**Description of the task**
Tally up how many lines in the listing below contain the string "stringifySupported", and give only the total.
::: Record set
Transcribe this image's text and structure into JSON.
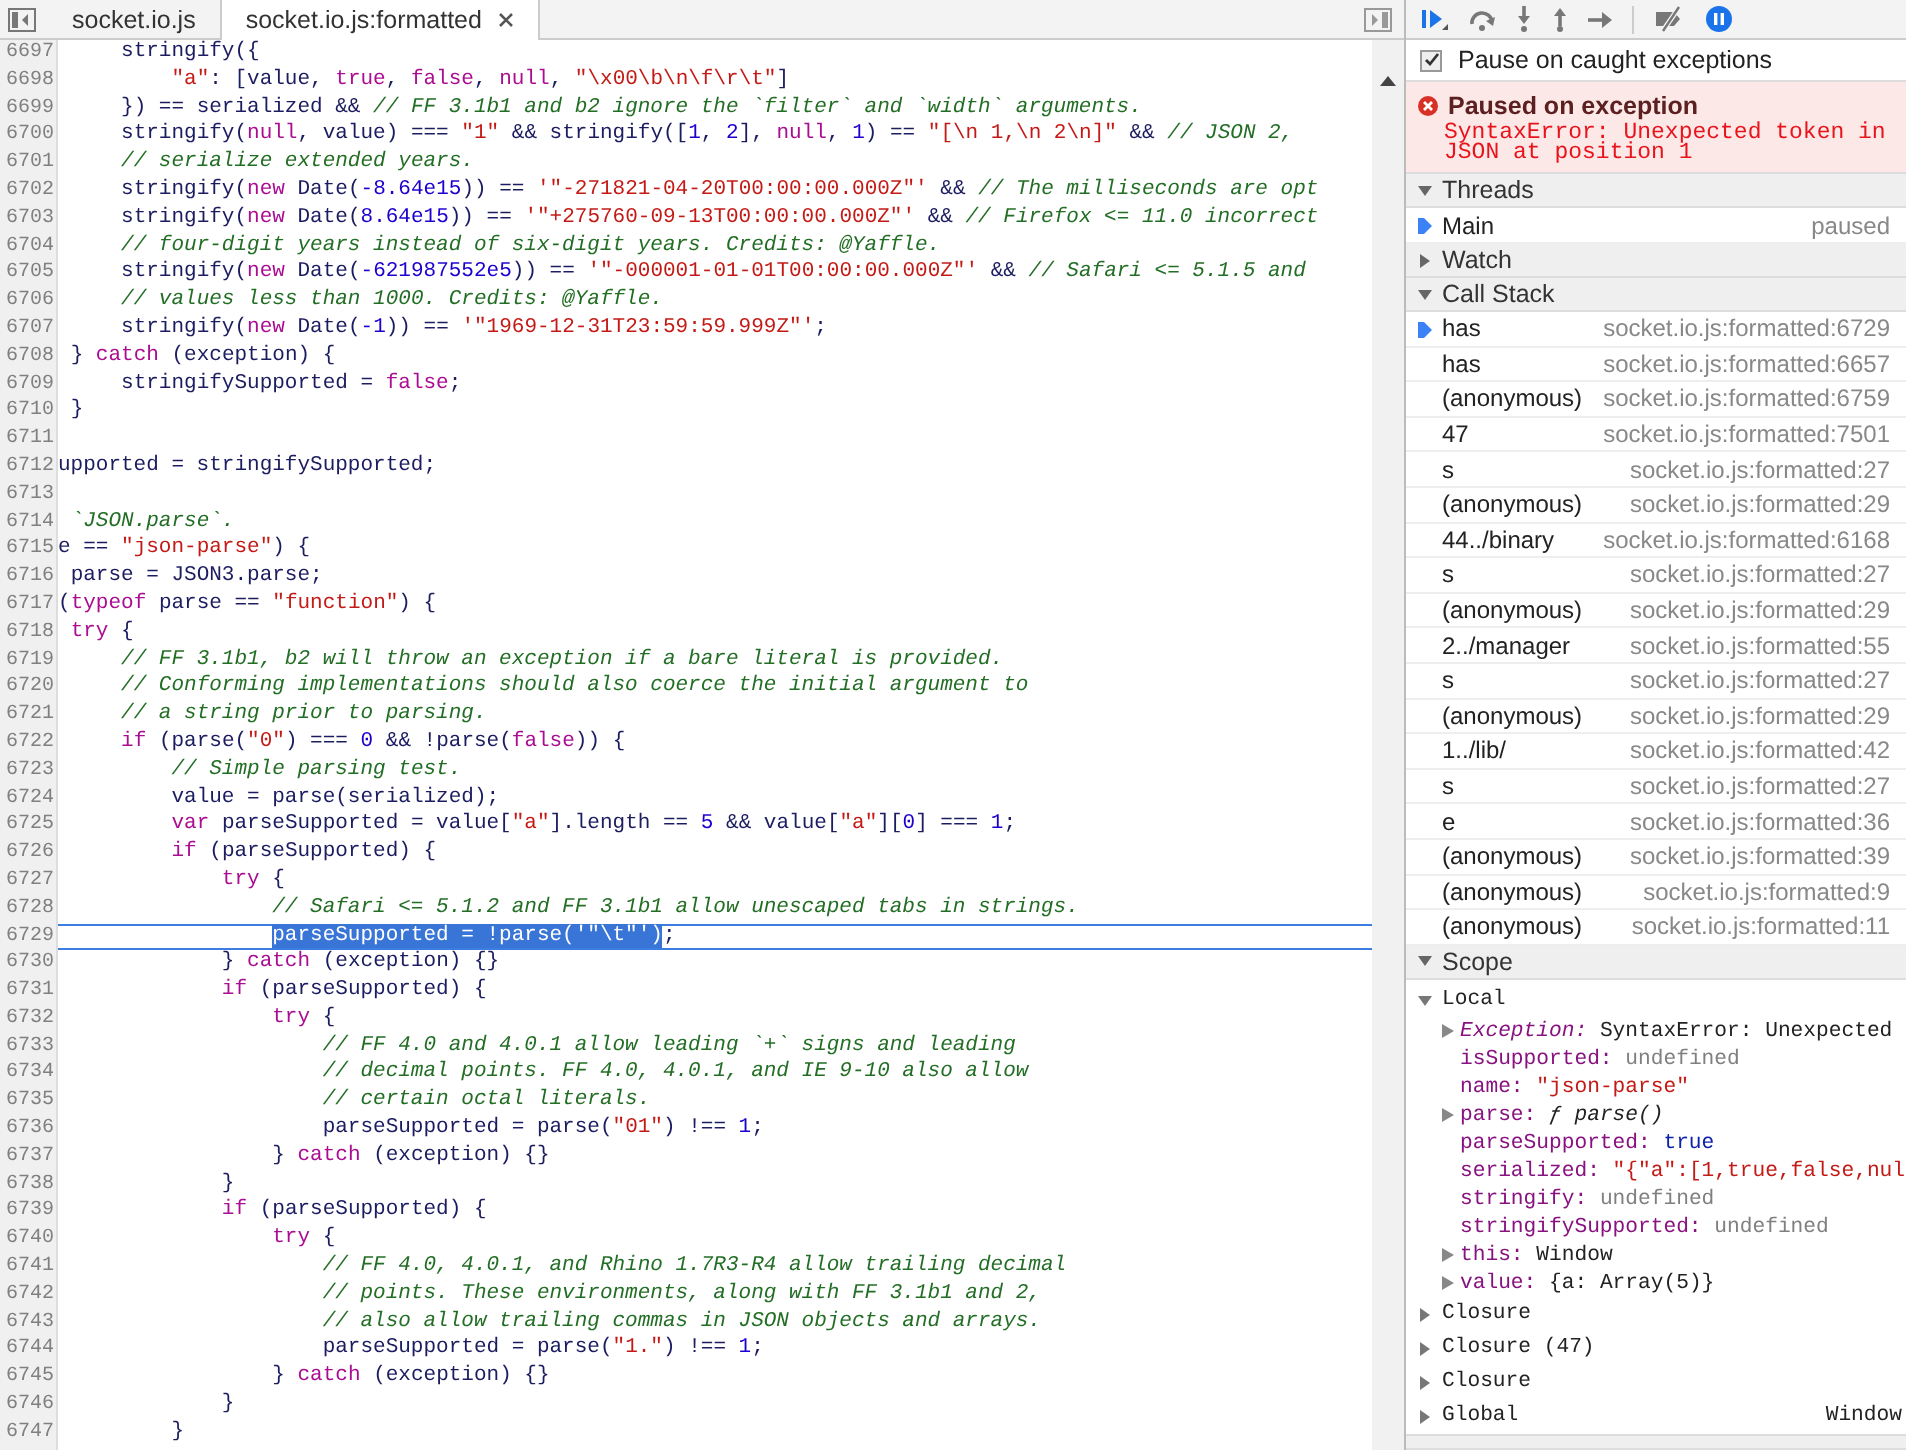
{
  "editor": {
    "tabs": [
      {
        "label": "socket.io.js",
        "selected": false,
        "closable": false
      },
      {
        "label": "socket.io.js:formatted",
        "selected": true,
        "closable": true
      }
    ],
    "lines": [
      {
        "number": "6697",
        "current": false,
        "tokens": [
          {
            "kind": "p",
            "text": "     stringify({"
          }
        ]
      },
      {
        "number": "6698",
        "current": false,
        "tokens": [
          {
            "kind": "str",
            "text": "         \"a\""
          },
          {
            "kind": "p",
            "text": ": [value, "
          },
          {
            "kind": "kw",
            "text": "true"
          },
          {
            "kind": "p",
            "text": ", "
          },
          {
            "kind": "kw",
            "text": "false"
          },
          {
            "kind": "p",
            "text": ", "
          },
          {
            "kind": "kw",
            "text": "null"
          },
          {
            "kind": "p",
            "text": ", "
          },
          {
            "kind": "str",
            "text": "\"\\x00\\b\\n\\f\\r\\t\""
          },
          {
            "kind": "p",
            "text": "]"
          }
        ]
      },
      {
        "number": "6699",
        "current": false,
        "tokens": [
          {
            "kind": "p",
            "text": "     }) == serialized && "
          },
          {
            "kind": "cm",
            "text": "// FF 3.1b1 and b2 ignore the `filter` and `width` arguments."
          }
        ]
      },
      {
        "number": "6700",
        "current": false,
        "tokens": [
          {
            "kind": "p",
            "text": "     stringify("
          },
          {
            "kind": "kw",
            "text": "null"
          },
          {
            "kind": "p",
            "text": ", value) === "
          },
          {
            "kind": "str",
            "text": "\"1\""
          },
          {
            "kind": "p",
            "text": " && stringify(["
          },
          {
            "kind": "num",
            "text": "1"
          },
          {
            "kind": "p",
            "text": ", "
          },
          {
            "kind": "num",
            "text": "2"
          },
          {
            "kind": "p",
            "text": "], "
          },
          {
            "kind": "kw",
            "text": "null"
          },
          {
            "kind": "p",
            "text": ", "
          },
          {
            "kind": "num",
            "text": "1"
          },
          {
            "kind": "p",
            "text": ") == "
          },
          {
            "kind": "str",
            "text": "\"[\\n 1,\\n 2\\n]\""
          },
          {
            "kind": "p",
            "text": " && "
          },
          {
            "kind": "cm",
            "text": "// JSON 2,"
          }
        ]
      },
      {
        "number": "6701",
        "current": false,
        "tokens": [
          {
            "kind": "cm",
            "text": "     // serialize extended years."
          }
        ]
      },
      {
        "number": "6702",
        "current": false,
        "tokens": [
          {
            "kind": "p",
            "text": "     stringify("
          },
          {
            "kind": "kw",
            "text": "new"
          },
          {
            "kind": "p",
            "text": " Date("
          },
          {
            "kind": "num",
            "text": "-8.64e15"
          },
          {
            "kind": "p",
            "text": ")) == "
          },
          {
            "kind": "str",
            "text": "'\"-271821-04-20T00:00:00.000Z\"'"
          },
          {
            "kind": "p",
            "text": " && "
          },
          {
            "kind": "cm",
            "text": "// The milliseconds are opt"
          }
        ]
      },
      {
        "number": "6703",
        "current": false,
        "tokens": [
          {
            "kind": "p",
            "text": "     stringify("
          },
          {
            "kind": "kw",
            "text": "new"
          },
          {
            "kind": "p",
            "text": " Date("
          },
          {
            "kind": "num",
            "text": "8.64e15"
          },
          {
            "kind": "p",
            "text": ")) == "
          },
          {
            "kind": "str",
            "text": "'\"+275760-09-13T00:00:00.000Z\"'"
          },
          {
            "kind": "p",
            "text": " && "
          },
          {
            "kind": "cm",
            "text": "// Firefox <= 11.0 incorrect"
          }
        ]
      },
      {
        "number": "6704",
        "current": false,
        "tokens": [
          {
            "kind": "cm",
            "text": "     // four-digit years instead of six-digit years. Credits: @Yaffle."
          }
        ]
      },
      {
        "number": "6705",
        "current": false,
        "tokens": [
          {
            "kind": "p",
            "text": "     stringify("
          },
          {
            "kind": "kw",
            "text": "new"
          },
          {
            "kind": "p",
            "text": " Date("
          },
          {
            "kind": "num",
            "text": "-621987552e5"
          },
          {
            "kind": "p",
            "text": ")) == "
          },
          {
            "kind": "str",
            "text": "'\"-000001-01-01T00:00:00.000Z\"'"
          },
          {
            "kind": "p",
            "text": " && "
          },
          {
            "kind": "cm",
            "text": "// Safari <= 5.1.5 and"
          }
        ]
      },
      {
        "number": "6706",
        "current": false,
        "tokens": [
          {
            "kind": "cm",
            "text": "     // values less than 1000. Credits: @Yaffle."
          }
        ]
      },
      {
        "number": "6707",
        "current": false,
        "tokens": [
          {
            "kind": "p",
            "text": "     stringify("
          },
          {
            "kind": "kw",
            "text": "new"
          },
          {
            "kind": "p",
            "text": " Date("
          },
          {
            "kind": "num",
            "text": "-1"
          },
          {
            "kind": "p",
            "text": ")) == "
          },
          {
            "kind": "str",
            "text": "'\"1969-12-31T23:59:59.999Z\"'"
          },
          {
            "kind": "p",
            "text": ";"
          }
        ]
      },
      {
        "number": "6708",
        "current": false,
        "tokens": [
          {
            "kind": "p",
            "text": " } "
          },
          {
            "kind": "kw",
            "text": "catch"
          },
          {
            "kind": "p",
            "text": " (exception) {"
          }
        ]
      },
      {
        "number": "6709",
        "current": false,
        "tokens": [
          {
            "kind": "p",
            "text": "     stringifySupported = "
          },
          {
            "kind": "kw",
            "text": "false"
          },
          {
            "kind": "p",
            "text": ";"
          }
        ]
      },
      {
        "number": "6710",
        "current": false,
        "tokens": [
          {
            "kind": "p",
            "text": " }"
          }
        ]
      },
      {
        "number": "6711",
        "current": false
      },
      {
        "number": "6712",
        "current": false,
        "tokens": [
          {
            "kind": "p",
            "text": "upported = stringifySupported;"
          }
        ]
      },
      {
        "number": "6713",
        "current": false
      },
      {
        "number": "6714",
        "current": false,
        "tokens": [
          {
            "kind": "cm",
            "text": " `JSON.parse`."
          }
        ]
      },
      {
        "number": "6715",
        "current": false,
        "tokens": [
          {
            "kind": "p",
            "text": "e == "
          },
          {
            "kind": "str",
            "text": "\"json-parse\""
          },
          {
            "kind": "p",
            "text": ") {"
          }
        ]
      },
      {
        "number": "6716",
        "current": false,
        "tokens": [
          {
            "kind": "p",
            "text": " parse = JSON3.parse;"
          }
        ]
      },
      {
        "number": "6717",
        "current": false,
        "tokens": [
          {
            "kind": "p",
            "text": "("
          },
          {
            "kind": "kw",
            "text": "typeof"
          },
          {
            "kind": "p",
            "text": " parse == "
          },
          {
            "kind": "str",
            "text": "\"function\""
          },
          {
            "kind": "p",
            "text": ") {"
          }
        ]
      },
      {
        "number": "6718",
        "current": false,
        "tokens": [
          {
            "kind": "kw",
            "text": " try"
          },
          {
            "kind": "p",
            "text": " {"
          }
        ]
      },
      {
        "number": "6719",
        "current": false,
        "tokens": [
          {
            "kind": "cm",
            "text": "     // FF 3.1b1, b2 will throw an exception if a bare literal is provided."
          }
        ]
      },
      {
        "number": "6720",
        "current": false,
        "tokens": [
          {
            "kind": "cm",
            "text": "     // Conforming implementations should also coerce the initial argument to"
          }
        ]
      },
      {
        "number": "6721",
        "current": false,
        "tokens": [
          {
            "kind": "cm",
            "text": "     // a string prior to parsing."
          }
        ]
      },
      {
        "number": "6722",
        "current": false,
        "tokens": [
          {
            "kind": "kw",
            "text": "     if"
          },
          {
            "kind": "p",
            "text": " (parse("
          },
          {
            "kind": "str",
            "text": "\"0\""
          },
          {
            "kind": "p",
            "text": ") === "
          },
          {
            "kind": "num",
            "text": "0"
          },
          {
            "kind": "p",
            "text": " && !parse("
          },
          {
            "kind": "kw",
            "text": "false"
          },
          {
            "kind": "p",
            "text": ")) {"
          }
        ]
      },
      {
        "number": "6723",
        "current": false,
        "tokens": [
          {
            "kind": "cm",
            "text": "         // Simple parsing test."
          }
        ]
      },
      {
        "number": "6724",
        "current": false,
        "tokens": [
          {
            "kind": "p",
            "text": "         value = parse(serialized);"
          }
        ]
      },
      {
        "number": "6725",
        "current": false,
        "tokens": [
          {
            "kind": "kw",
            "text": "         var"
          },
          {
            "kind": "p",
            "text": " parseSupported = value["
          },
          {
            "kind": "str",
            "text": "\"a\""
          },
          {
            "kind": "p",
            "text": "].length == "
          },
          {
            "kind": "num",
            "text": "5"
          },
          {
            "kind": "p",
            "text": " && value["
          },
          {
            "kind": "str",
            "text": "\"a\""
          },
          {
            "kind": "p",
            "text": "]["
          },
          {
            "kind": "num",
            "text": "0"
          },
          {
            "kind": "p",
            "text": "] === "
          },
          {
            "kind": "num",
            "text": "1"
          },
          {
            "kind": "p",
            "text": ";"
          }
        ]
      },
      {
        "number": "6726",
        "current": false,
        "tokens": [
          {
            "kind": "kw",
            "text": "         if"
          },
          {
            "kind": "p",
            "text": " (parseSupported) {"
          }
        ]
      },
      {
        "number": "6727",
        "current": false,
        "tokens": [
          {
            "kind": "kw",
            "text": "             try"
          },
          {
            "kind": "p",
            "text": " {"
          }
        ]
      },
      {
        "number": "6728",
        "current": false,
        "tokens": [
          {
            "kind": "cm",
            "text": "                 // Safari <= 5.1.2 and FF 3.1b1 allow unescaped tabs in strings."
          }
        ]
      },
      {
        "number": "6729",
        "current": true,
        "tokens": [
          {
            "kind": "sel",
            "text": "                 parseSupported = !parse('\"\\t\"')"
          },
          {
            "kind": "p",
            "text": ";"
          }
        ]
      },
      {
        "number": "6730",
        "current": false,
        "tokens": [
          {
            "kind": "p",
            "text": "             } "
          },
          {
            "kind": "kw",
            "text": "catch"
          },
          {
            "kind": "p",
            "text": " (exception) {}"
          }
        ]
      },
      {
        "number": "6731",
        "current": false,
        "tokens": [
          {
            "kind": "kw",
            "text": "             if"
          },
          {
            "kind": "p",
            "text": " (parseSupported) {"
          }
        ]
      },
      {
        "number": "6732",
        "current": false,
        "tokens": [
          {
            "kind": "kw",
            "text": "                 try"
          },
          {
            "kind": "p",
            "text": " {"
          }
        ]
      },
      {
        "number": "6733",
        "current": false,
        "tokens": [
          {
            "kind": "cm",
            "text": "                     // FF 4.0 and 4.0.1 allow leading `+` signs and leading"
          }
        ]
      },
      {
        "number": "6734",
        "current": false,
        "tokens": [
          {
            "kind": "cm",
            "text": "                     // decimal points. FF 4.0, 4.0.1, and IE 9-10 also allow"
          }
        ]
      },
      {
        "number": "6735",
        "current": false,
        "tokens": [
          {
            "kind": "cm",
            "text": "                     // certain octal literals."
          }
        ]
      },
      {
        "number": "6736",
        "current": false,
        "tokens": [
          {
            "kind": "p",
            "text": "                     parseSupported = parse("
          },
          {
            "kind": "str",
            "text": "\"01\""
          },
          {
            "kind": "p",
            "text": ") !== "
          },
          {
            "kind": "num",
            "text": "1"
          },
          {
            "kind": "p",
            "text": ";"
          }
        ]
      },
      {
        "number": "6737",
        "current": false,
        "tokens": [
          {
            "kind": "p",
            "text": "                 } "
          },
          {
            "kind": "kw",
            "text": "catch"
          },
          {
            "kind": "p",
            "text": " (exception) {}"
          }
        ]
      },
      {
        "number": "6738",
        "current": false,
        "tokens": [
          {
            "kind": "p",
            "text": "             }"
          }
        ]
      },
      {
        "number": "6739",
        "current": false,
        "tokens": [
          {
            "kind": "kw",
            "text": "             if"
          },
          {
            "kind": "p",
            "text": " (parseSupported) {"
          }
        ]
      },
      {
        "number": "6740",
        "current": false,
        "tokens": [
          {
            "kind": "kw",
            "text": "                 try"
          },
          {
            "kind": "p",
            "text": " {"
          }
        ]
      },
      {
        "number": "6741",
        "current": false,
        "tokens": [
          {
            "kind": "cm",
            "text": "                     // FF 4.0, 4.0.1, and Rhino 1.7R3-R4 allow trailing decimal"
          }
        ]
      },
      {
        "number": "6742",
        "current": false,
        "tokens": [
          {
            "kind": "cm",
            "text": "                     // points. These environments, along with FF 3.1b1 and 2,"
          }
        ]
      },
      {
        "number": "6743",
        "current": false,
        "tokens": [
          {
            "kind": "cm",
            "text": "                     // also allow trailing commas in JSON objects and arrays."
          }
        ]
      },
      {
        "number": "6744",
        "current": false,
        "tokens": [
          {
            "kind": "p",
            "text": "                     parseSupported = parse("
          },
          {
            "kind": "str",
            "text": "\"1.\""
          },
          {
            "kind": "p",
            "text": ") !== "
          },
          {
            "kind": "num",
            "text": "1"
          },
          {
            "kind": "p",
            "text": ";"
          }
        ]
      },
      {
        "number": "6745",
        "current": false,
        "tokens": [
          {
            "kind": "p",
            "text": "                 } "
          },
          {
            "kind": "kw",
            "text": "catch"
          },
          {
            "kind": "p",
            "text": " (exception) {}"
          }
        ]
      },
      {
        "number": "6746",
        "current": false,
        "tokens": [
          {
            "kind": "p",
            "text": "             }"
          }
        ]
      },
      {
        "number": "6747",
        "current": false,
        "tokens": [
          {
            "kind": "p",
            "text": "         }"
          }
        ]
      }
    ]
  },
  "debugger": {
    "pause_on_exceptions_active": true,
    "pause_on_caught": {
      "label": "Pause on caught exceptions",
      "checked": true
    },
    "exception": {
      "title": "Paused on exception",
      "message": "SyntaxError: Unexpected token in JSON at position 1"
    },
    "threads": {
      "title": "Threads",
      "expanded": true,
      "items": [
        {
          "name": "Main",
          "status": "paused",
          "selected": true
        }
      ]
    },
    "watch": {
      "title": "Watch",
      "expanded": false
    },
    "call_stack": {
      "title": "Call Stack",
      "expanded": true,
      "frames": [
        {
          "function": "has",
          "location": "socket.io.js:formatted:6729",
          "selected": true
        },
        {
          "function": "has",
          "location": "socket.io.js:formatted:6657",
          "selected": false
        },
        {
          "function": "(anonymous)",
          "location": "socket.io.js:formatted:6759",
          "selected": false
        },
        {
          "function": "47",
          "location": "socket.io.js:formatted:7501",
          "selected": false
        },
        {
          "function": "s",
          "location": "socket.io.js:formatted:27",
          "selected": false
        },
        {
          "function": "(anonymous)",
          "location": "socket.io.js:formatted:29",
          "selected": false
        },
        {
          "function": "44../binary",
          "location": "socket.io.js:formatted:6168",
          "selected": false
        },
        {
          "function": "s",
          "location": "socket.io.js:formatted:27",
          "selected": false
        },
        {
          "function": "(anonymous)",
          "location": "socket.io.js:formatted:29",
          "selected": false
        },
        {
          "function": "2../manager",
          "location": "socket.io.js:formatted:55",
          "selected": false
        },
        {
          "function": "s",
          "location": "socket.io.js:formatted:27",
          "selected": false
        },
        {
          "function": "(anonymous)",
          "location": "socket.io.js:formatted:29",
          "selected": false
        },
        {
          "function": "1../lib/",
          "location": "socket.io.js:formatted:42",
          "selected": false
        },
        {
          "function": "s",
          "location": "socket.io.js:formatted:27",
          "selected": false
        },
        {
          "function": "e",
          "location": "socket.io.js:formatted:36",
          "selected": false
        },
        {
          "function": "(anonymous)",
          "location": "socket.io.js:formatted:39",
          "selected": false
        },
        {
          "function": "(anonymous)",
          "location": "socket.io.js:formatted:9",
          "selected": false
        },
        {
          "function": "(anonymous)",
          "location": "socket.io.js:formatted:11",
          "selected": false
        }
      ]
    },
    "scope": {
      "title": "Scope",
      "expanded": true,
      "scopes": [
        {
          "name": "Local",
          "expanded": true,
          "variables": [
            {
              "kind": "exception",
              "name": "Exception:",
              "value": "SyntaxError: Unexpected",
              "expandable": true
            },
            {
              "kind": "undefined",
              "name": "isSupported:",
              "value": "undefined",
              "expandable": false
            },
            {
              "kind": "string",
              "name": "name:",
              "value": "\"json-parse\"",
              "expandable": false
            },
            {
              "kind": "function",
              "name": "parse:",
              "value": "ƒ parse()",
              "expandable": true
            },
            {
              "kind": "boolean",
              "name": "parseSupported:",
              "value": "true",
              "expandable": false
            },
            {
              "kind": "string",
              "name": "serialized:",
              "value": "\"{\"a\":[1,true,false,nul",
              "expandable": false
            },
            {
              "kind": "undefined",
              "name": "stringify:",
              "value": "undefined",
              "expandable": false
            },
            {
              "kind": "undefined",
              "name": "stringifySupported:",
              "value": "undefined",
              "expandable": false
            },
            {
              "kind": "object",
              "name": "this:",
              "value": "Window",
              "expandable": true
            },
            {
              "kind": "object",
              "name": "value:",
              "value": "{a: Array(5)}",
              "expandable": true
            }
          ]
        },
        {
          "name": "Closure",
          "expanded": false
        },
        {
          "name": "Closure (47)",
          "expanded": false
        },
        {
          "name": "Closure",
          "expanded": false
        },
        {
          "name": "Global",
          "value": "Window",
          "expanded": false
        }
      ]
    }
  }
}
::::::
**Answer to this exercise**
3